» Goal of the exercise: Every line must be returned precisely as it is written.

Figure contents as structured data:

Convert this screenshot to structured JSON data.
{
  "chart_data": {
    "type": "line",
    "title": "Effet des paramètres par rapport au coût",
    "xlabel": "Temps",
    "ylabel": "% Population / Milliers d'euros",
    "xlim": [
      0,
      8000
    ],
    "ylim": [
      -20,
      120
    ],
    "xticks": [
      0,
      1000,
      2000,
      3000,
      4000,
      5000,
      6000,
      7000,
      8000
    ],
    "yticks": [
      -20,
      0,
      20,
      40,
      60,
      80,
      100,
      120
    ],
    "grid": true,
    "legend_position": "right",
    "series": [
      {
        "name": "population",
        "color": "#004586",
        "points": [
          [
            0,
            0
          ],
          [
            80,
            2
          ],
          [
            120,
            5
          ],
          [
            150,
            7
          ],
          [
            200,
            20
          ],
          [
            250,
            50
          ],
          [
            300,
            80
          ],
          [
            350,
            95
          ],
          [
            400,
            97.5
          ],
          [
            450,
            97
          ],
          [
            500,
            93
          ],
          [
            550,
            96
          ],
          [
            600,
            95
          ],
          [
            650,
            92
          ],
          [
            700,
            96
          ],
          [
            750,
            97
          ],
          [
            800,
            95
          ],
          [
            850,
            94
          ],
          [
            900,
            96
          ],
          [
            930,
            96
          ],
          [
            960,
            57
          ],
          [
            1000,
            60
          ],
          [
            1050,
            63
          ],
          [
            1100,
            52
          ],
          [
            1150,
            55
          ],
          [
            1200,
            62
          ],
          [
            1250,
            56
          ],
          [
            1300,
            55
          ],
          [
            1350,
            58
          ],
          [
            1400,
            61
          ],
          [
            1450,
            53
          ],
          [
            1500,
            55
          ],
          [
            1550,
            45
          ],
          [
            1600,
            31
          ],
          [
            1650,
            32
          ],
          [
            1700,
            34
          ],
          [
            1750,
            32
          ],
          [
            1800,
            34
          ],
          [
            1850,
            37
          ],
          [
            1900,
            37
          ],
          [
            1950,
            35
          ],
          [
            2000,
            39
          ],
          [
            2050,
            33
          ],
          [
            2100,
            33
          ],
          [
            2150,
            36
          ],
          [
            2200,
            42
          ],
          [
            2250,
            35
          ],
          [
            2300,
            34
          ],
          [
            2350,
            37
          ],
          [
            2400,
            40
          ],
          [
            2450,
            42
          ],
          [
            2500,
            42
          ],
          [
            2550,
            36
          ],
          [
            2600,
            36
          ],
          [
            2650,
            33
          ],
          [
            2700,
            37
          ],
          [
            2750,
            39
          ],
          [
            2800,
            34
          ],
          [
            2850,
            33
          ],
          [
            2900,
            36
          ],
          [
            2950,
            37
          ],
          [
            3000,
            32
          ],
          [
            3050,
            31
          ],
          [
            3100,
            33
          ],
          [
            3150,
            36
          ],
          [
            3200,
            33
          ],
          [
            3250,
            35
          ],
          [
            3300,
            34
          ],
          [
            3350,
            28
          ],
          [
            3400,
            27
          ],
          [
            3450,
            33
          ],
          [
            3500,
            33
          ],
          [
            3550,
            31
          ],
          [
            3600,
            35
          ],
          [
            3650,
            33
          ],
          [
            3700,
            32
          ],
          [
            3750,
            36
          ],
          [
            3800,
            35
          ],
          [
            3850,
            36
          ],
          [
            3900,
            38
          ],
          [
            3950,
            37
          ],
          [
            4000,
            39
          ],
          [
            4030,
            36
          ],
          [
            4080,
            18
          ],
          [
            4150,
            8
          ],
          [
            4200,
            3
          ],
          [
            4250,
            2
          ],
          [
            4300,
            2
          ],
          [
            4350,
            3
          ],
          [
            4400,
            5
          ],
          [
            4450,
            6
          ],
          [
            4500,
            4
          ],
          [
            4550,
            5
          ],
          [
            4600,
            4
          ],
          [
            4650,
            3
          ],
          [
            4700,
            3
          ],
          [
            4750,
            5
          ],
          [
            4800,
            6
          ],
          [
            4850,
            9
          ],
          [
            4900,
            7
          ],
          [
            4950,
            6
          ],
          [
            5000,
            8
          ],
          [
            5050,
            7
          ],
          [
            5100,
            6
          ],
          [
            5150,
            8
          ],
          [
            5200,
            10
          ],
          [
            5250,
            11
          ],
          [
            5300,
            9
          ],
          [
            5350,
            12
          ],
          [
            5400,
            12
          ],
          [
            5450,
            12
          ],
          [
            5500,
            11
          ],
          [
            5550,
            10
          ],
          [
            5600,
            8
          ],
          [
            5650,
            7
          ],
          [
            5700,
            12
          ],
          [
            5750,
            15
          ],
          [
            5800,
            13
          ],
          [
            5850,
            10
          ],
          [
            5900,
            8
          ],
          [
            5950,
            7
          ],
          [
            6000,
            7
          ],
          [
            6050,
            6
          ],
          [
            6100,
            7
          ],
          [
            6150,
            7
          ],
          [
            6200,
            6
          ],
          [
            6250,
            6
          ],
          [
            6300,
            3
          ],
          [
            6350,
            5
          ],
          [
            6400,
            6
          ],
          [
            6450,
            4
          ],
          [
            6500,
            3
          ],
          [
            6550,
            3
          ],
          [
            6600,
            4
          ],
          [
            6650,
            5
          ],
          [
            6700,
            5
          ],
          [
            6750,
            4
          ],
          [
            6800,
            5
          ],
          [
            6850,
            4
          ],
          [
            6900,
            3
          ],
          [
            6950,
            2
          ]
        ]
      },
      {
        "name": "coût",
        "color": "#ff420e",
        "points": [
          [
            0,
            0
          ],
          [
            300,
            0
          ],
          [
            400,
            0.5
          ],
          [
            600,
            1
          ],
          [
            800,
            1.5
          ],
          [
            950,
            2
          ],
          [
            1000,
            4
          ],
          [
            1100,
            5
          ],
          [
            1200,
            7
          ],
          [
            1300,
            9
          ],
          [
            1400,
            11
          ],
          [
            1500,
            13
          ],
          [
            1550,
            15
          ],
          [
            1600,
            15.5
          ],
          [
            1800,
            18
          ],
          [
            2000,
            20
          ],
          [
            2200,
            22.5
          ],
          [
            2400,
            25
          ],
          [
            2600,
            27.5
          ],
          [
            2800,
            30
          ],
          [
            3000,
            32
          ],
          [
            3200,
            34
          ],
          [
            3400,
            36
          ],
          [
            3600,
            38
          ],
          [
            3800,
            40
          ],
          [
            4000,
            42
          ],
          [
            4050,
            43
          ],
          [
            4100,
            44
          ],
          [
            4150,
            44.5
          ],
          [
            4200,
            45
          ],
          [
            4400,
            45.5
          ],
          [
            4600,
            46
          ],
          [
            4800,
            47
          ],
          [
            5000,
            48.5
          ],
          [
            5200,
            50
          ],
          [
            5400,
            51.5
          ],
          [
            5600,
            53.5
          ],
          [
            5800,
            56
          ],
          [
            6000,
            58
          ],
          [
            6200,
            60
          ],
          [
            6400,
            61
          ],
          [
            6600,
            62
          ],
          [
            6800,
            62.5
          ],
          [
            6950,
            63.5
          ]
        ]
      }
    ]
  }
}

» Solution to the exercise:
Convert this screenshot to structured JSON data.
{
  "chart_data": {
    "type": "line",
    "title": "Effet des paramètres par rapport au coût",
    "xlabel": "Temps",
    "ylabel": "% Population / Milliers d'euros",
    "xlim": [
      0,
      8000
    ],
    "ylim": [
      -20,
      120
    ],
    "xticks": [
      0,
      1000,
      2000,
      3000,
      4000,
      5000,
      6000,
      7000,
      8000
    ],
    "yticks": [
      -20,
      0,
      20,
      40,
      60,
      80,
      100,
      120
    ],
    "grid": true,
    "legend_position": "right",
    "series": [
      {
        "name": "population",
        "color": "#004586",
        "points": [
          [
            0,
            0
          ],
          [
            80,
            2
          ],
          [
            120,
            5
          ],
          [
            150,
            7
          ],
          [
            200,
            20
          ],
          [
            250,
            50
          ],
          [
            300,
            80
          ],
          [
            350,
            95
          ],
          [
            400,
            97.5
          ],
          [
            450,
            97
          ],
          [
            500,
            93
          ],
          [
            550,
            96
          ],
          [
            600,
            95
          ],
          [
            650,
            92
          ],
          [
            700,
            96
          ],
          [
            750,
            97
          ],
          [
            800,
            95
          ],
          [
            850,
            94
          ],
          [
            900,
            96
          ],
          [
            930,
            96
          ],
          [
            960,
            57
          ],
          [
            1000,
            60
          ],
          [
            1050,
            63
          ],
          [
            1100,
            52
          ],
          [
            1150,
            55
          ],
          [
            1200,
            62
          ],
          [
            1250,
            56
          ],
          [
            1300,
            55
          ],
          [
            1350,
            58
          ],
          [
            1400,
            61
          ],
          [
            1450,
            53
          ],
          [
            1500,
            55
          ],
          [
            1550,
            45
          ],
          [
            1600,
            31
          ],
          [
            1650,
            32
          ],
          [
            1700,
            34
          ],
          [
            1750,
            32
          ],
          [
            1800,
            34
          ],
          [
            1850,
            37
          ],
          [
            1900,
            37
          ],
          [
            1950,
            35
          ],
          [
            2000,
            39
          ],
          [
            2050,
            33
          ],
          [
            2100,
            33
          ],
          [
            2150,
            36
          ],
          [
            2200,
            42
          ],
          [
            2250,
            35
          ],
          [
            2300,
            34
          ],
          [
            2350,
            37
          ],
          [
            2400,
            40
          ],
          [
            2450,
            42
          ],
          [
            2500,
            42
          ],
          [
            2550,
            36
          ],
          [
            2600,
            36
          ],
          [
            2650,
            33
          ],
          [
            2700,
            37
          ],
          [
            2750,
            39
          ],
          [
            2800,
            34
          ],
          [
            2850,
            33
          ],
          [
            2900,
            36
          ],
          [
            2950,
            37
          ],
          [
            3000,
            32
          ],
          [
            3050,
            31
          ],
          [
            3100,
            33
          ],
          [
            3150,
            36
          ],
          [
            3200,
            33
          ],
          [
            3250,
            35
          ],
          [
            3300,
            34
          ],
          [
            3350,
            28
          ],
          [
            3400,
            27
          ],
          [
            3450,
            33
          ],
          [
            3500,
            33
          ],
          [
            3550,
            31
          ],
          [
            3600,
            35
          ],
          [
            3650,
            33
          ],
          [
            3700,
            32
          ],
          [
            3750,
            36
          ],
          [
            3800,
            35
          ],
          [
            3850,
            36
          ],
          [
            3900,
            38
          ],
          [
            3950,
            37
          ],
          [
            4000,
            39
          ],
          [
            4030,
            36
          ],
          [
            4080,
            18
          ],
          [
            4150,
            8
          ],
          [
            4200,
            3
          ],
          [
            4250,
            2
          ],
          [
            4300,
            2
          ],
          [
            4350,
            3
          ],
          [
            4400,
            5
          ],
          [
            4450,
            6
          ],
          [
            4500,
            4
          ],
          [
            4550,
            5
          ],
          [
            4600,
            4
          ],
          [
            4650,
            3
          ],
          [
            4700,
            3
          ],
          [
            4750,
            5
          ],
          [
            4800,
            6
          ],
          [
            4850,
            9
          ],
          [
            4900,
            7
          ],
          [
            4950,
            6
          ],
          [
            5000,
            8
          ],
          [
            5050,
            7
          ],
          [
            5100,
            6
          ],
          [
            5150,
            8
          ],
          [
            5200,
            10
          ],
          [
            5250,
            11
          ],
          [
            5300,
            9
          ],
          [
            5350,
            12
          ],
          [
            5400,
            12
          ],
          [
            5450,
            12
          ],
          [
            5500,
            11
          ],
          [
            5550,
            10
          ],
          [
            5600,
            8
          ],
          [
            5650,
            7
          ],
          [
            5700,
            12
          ],
          [
            5750,
            15
          ],
          [
            5800,
            13
          ],
          [
            5850,
            10
          ],
          [
            5900,
            8
          ],
          [
            5950,
            7
          ],
          [
            6000,
            7
          ],
          [
            6050,
            6
          ],
          [
            6100,
            7
          ],
          [
            6150,
            7
          ],
          [
            6200,
            6
          ],
          [
            6250,
            6
          ],
          [
            6300,
            3
          ],
          [
            6350,
            5
          ],
          [
            6400,
            6
          ],
          [
            6450,
            4
          ],
          [
            6500,
            3
          ],
          [
            6550,
            3
          ],
          [
            6600,
            4
          ],
          [
            6650,
            5
          ],
          [
            6700,
            5
          ],
          [
            6750,
            4
          ],
          [
            6800,
            5
          ],
          [
            6850,
            4
          ],
          [
            6900,
            3
          ],
          [
            6950,
            2
          ]
        ]
      },
      {
        "name": "coût",
        "color": "#ff420e",
        "points": [
          [
            0,
            0
          ],
          [
            300,
            0
          ],
          [
            400,
            0.5
          ],
          [
            600,
            1
          ],
          [
            800,
            1.5
          ],
          [
            950,
            2
          ],
          [
            1000,
            4
          ],
          [
            1100,
            5
          ],
          [
            1200,
            7
          ],
          [
            1300,
            9
          ],
          [
            1400,
            11
          ],
          [
            1500,
            13
          ],
          [
            1550,
            15
          ],
          [
            1600,
            15.5
          ],
          [
            1800,
            18
          ],
          [
            2000,
            20
          ],
          [
            2200,
            22.5
          ],
          [
            2400,
            25
          ],
          [
            2600,
            27.5
          ],
          [
            2800,
            30
          ],
          [
            3000,
            32
          ],
          [
            3200,
            34
          ],
          [
            3400,
            36
          ],
          [
            3600,
            38
          ],
          [
            3800,
            40
          ],
          [
            4000,
            42
          ],
          [
            4050,
            43
          ],
          [
            4100,
            44
          ],
          [
            4150,
            44.5
          ],
          [
            4200,
            45
          ],
          [
            4400,
            45.5
          ],
          [
            4600,
            46
          ],
          [
            4800,
            47
          ],
          [
            5000,
            48.5
          ],
          [
            5200,
            50
          ],
          [
            5400,
            51.5
          ],
          [
            5600,
            53.5
          ],
          [
            5800,
            56
          ],
          [
            6000,
            58
          ],
          [
            6200,
            60
          ],
          [
            6400,
            61
          ],
          [
            6600,
            62
          ],
          [
            6800,
            62.5
          ],
          [
            6950,
            63.5
          ]
        ]
      }
    ]
  }
}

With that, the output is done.